Records shown:
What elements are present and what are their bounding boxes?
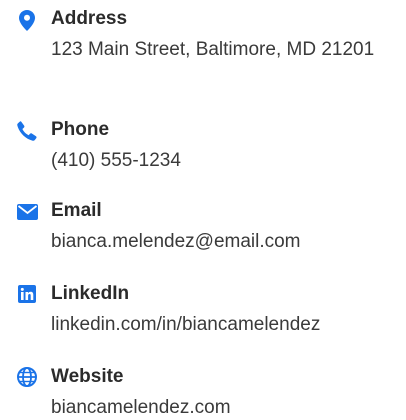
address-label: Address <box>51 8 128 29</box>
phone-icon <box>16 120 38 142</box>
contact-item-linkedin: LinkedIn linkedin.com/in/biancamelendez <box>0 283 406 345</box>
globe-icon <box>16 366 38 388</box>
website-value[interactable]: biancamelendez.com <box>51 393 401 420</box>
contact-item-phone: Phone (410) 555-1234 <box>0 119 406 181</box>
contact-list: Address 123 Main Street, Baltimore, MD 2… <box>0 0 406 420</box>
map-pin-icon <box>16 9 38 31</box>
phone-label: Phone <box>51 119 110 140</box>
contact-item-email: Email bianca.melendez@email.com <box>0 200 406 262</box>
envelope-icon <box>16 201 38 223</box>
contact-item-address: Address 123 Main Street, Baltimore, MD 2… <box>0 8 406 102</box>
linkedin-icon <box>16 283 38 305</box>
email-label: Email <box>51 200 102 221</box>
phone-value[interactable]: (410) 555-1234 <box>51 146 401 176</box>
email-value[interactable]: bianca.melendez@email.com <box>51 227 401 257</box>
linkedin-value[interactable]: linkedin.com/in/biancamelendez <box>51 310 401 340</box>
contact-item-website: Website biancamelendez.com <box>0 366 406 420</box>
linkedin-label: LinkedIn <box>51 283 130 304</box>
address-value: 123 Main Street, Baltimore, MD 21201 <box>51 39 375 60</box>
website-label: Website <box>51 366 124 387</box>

Task:
Turn the lines of the records above, starting at the line that contains "address-label: Address <box>51 8 128 29</box>" and ending at the line that contains "map-pin-icon <box>16 9 38 31</box>", into a numbered list, both of those lines included and blank lines left out.

Task answer:
1. address-label: Address <box>51 8 128 29</box>
2. phone-icon <box>16 120 38 142</box>
3. contact-item-linkedin: LinkedIn linkedin.com/in/biancamelendez <box>0 283 406 345</box>
4. globe-icon <box>16 366 38 388</box>
5. website-value[interactable]: biancamelendez.com <box>51 393 401 420</box>
6. contact-item-phone: Phone (410) 555-1234 <box>0 119 406 181</box>
7. contact-list: Address 123 Main Street, Baltimore, MD 2… <box>0 0 406 420</box>
8. map-pin-icon <box>16 9 38 31</box>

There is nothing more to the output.